Direction: The entries below should be transcribed in their entirety, exactly as written.
· · · · ·
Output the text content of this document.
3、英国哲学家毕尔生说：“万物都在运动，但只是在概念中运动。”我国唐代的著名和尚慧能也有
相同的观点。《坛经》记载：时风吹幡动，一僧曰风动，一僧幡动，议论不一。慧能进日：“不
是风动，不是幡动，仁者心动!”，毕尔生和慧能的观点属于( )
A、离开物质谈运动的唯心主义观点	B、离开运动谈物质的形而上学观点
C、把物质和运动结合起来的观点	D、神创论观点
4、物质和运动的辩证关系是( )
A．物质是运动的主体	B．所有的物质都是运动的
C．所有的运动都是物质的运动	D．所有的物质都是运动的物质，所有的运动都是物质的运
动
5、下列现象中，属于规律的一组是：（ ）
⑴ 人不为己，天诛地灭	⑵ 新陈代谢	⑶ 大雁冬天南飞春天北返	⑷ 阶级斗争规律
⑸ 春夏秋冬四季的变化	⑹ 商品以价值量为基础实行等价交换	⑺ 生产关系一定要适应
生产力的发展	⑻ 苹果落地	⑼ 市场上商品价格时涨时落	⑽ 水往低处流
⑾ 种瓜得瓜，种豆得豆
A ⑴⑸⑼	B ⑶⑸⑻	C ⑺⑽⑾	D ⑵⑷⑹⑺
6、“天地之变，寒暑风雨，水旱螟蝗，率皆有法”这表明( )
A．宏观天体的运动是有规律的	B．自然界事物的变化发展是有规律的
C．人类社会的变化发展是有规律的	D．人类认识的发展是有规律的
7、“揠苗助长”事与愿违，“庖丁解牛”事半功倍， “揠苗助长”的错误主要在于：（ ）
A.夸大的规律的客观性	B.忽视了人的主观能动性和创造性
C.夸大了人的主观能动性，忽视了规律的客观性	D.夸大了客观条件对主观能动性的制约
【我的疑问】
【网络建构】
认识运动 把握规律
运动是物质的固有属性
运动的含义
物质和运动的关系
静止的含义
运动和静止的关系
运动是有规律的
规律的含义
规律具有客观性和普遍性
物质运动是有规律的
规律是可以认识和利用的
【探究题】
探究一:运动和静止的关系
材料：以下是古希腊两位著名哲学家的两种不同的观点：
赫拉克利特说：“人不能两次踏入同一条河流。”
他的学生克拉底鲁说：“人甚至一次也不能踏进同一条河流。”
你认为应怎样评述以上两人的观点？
· · · · ·
Solved exercise:
Output the text content of this document.
3、英国哲学家毕尔生说：“万物都在运动，但只是在概念中运动。”我国唐代的著名和尚慧能也有
相同的观点。《坛经》记载：时风吹幡动，一僧曰风动，一僧幡动，议论不一。慧能进日：“不
是风动，不是幡动，仁者心动!”，毕尔生和慧能的观点属于( )
A、离开物质谈运动的唯心主义观点	B、离开运动谈物质的形而上学观点
C、把物质和运动结合起来的观点	D、神创论观点
4、物质和运动的辩证关系是( )
A．物质是运动的主体	B．所有的物质都是运动的
C．所有的运动都是物质的运动	D．所有的物质都是运动的物质，所有的运动都是物质的运
动
5、下列现象中，属于规律的一组是：（ ）
⑴ 人不为己，天诛地灭	⑵ 新陈代谢	⑶ 大雁冬天南飞春天北返	⑷ 阶级斗争规律
⑸ 春夏秋冬四季的变化	⑹ 商品以价值量为基础实行等价交换	⑺ 生产关系一定要适应
生产力的发展	⑻ 苹果落地	⑼ 市场上商品价格时涨时落	⑽ 水往低处流
⑾ 种瓜得瓜，种豆得豆
A ⑴⑸⑼	B ⑶⑸⑻	C ⑺⑽⑾	D ⑵⑷⑹⑺
6、“天地之变，寒暑风雨，水旱螟蝗，率皆有法”这表明( )
A．宏观天体的运动是有规律的	B．自然界事物的变化发展是有规律的
C．人类社会的变化发展是有规律的	D．人类认识的发展是有规律的
7、“揠苗助长”事与愿违，“庖丁解牛”事半功倍， “揠苗助长”的错误主要在于：（ ）
A.夸大的规律的客观性	B.忽视了人的主观能动性和创造性
C.夸大了人的主观能动性，忽视了规律的客观性	D.夸大了客观条件对主观能动性的制约
【我的疑问】
【网络建构】
认识运动 把握规律
运动是物质的固有属性
运动的含义
物质和运动的关系
静止的含义
运动和静止的关系
运动是有规律的
规律的含义
规律具有客观性和普遍性
物质运动是有规律的
规律是可以认识和利用的
【探究题】
探究一:运动和静止的关系
材料：以下是古希腊两位著名哲学家的两种不同的观点：
赫拉克利特说：“人不能两次踏入同一条河流。”
他的学生克拉底鲁说：“人甚至一次也不能踏进同一条河流。”
你认为应怎样评述以上两人的观点？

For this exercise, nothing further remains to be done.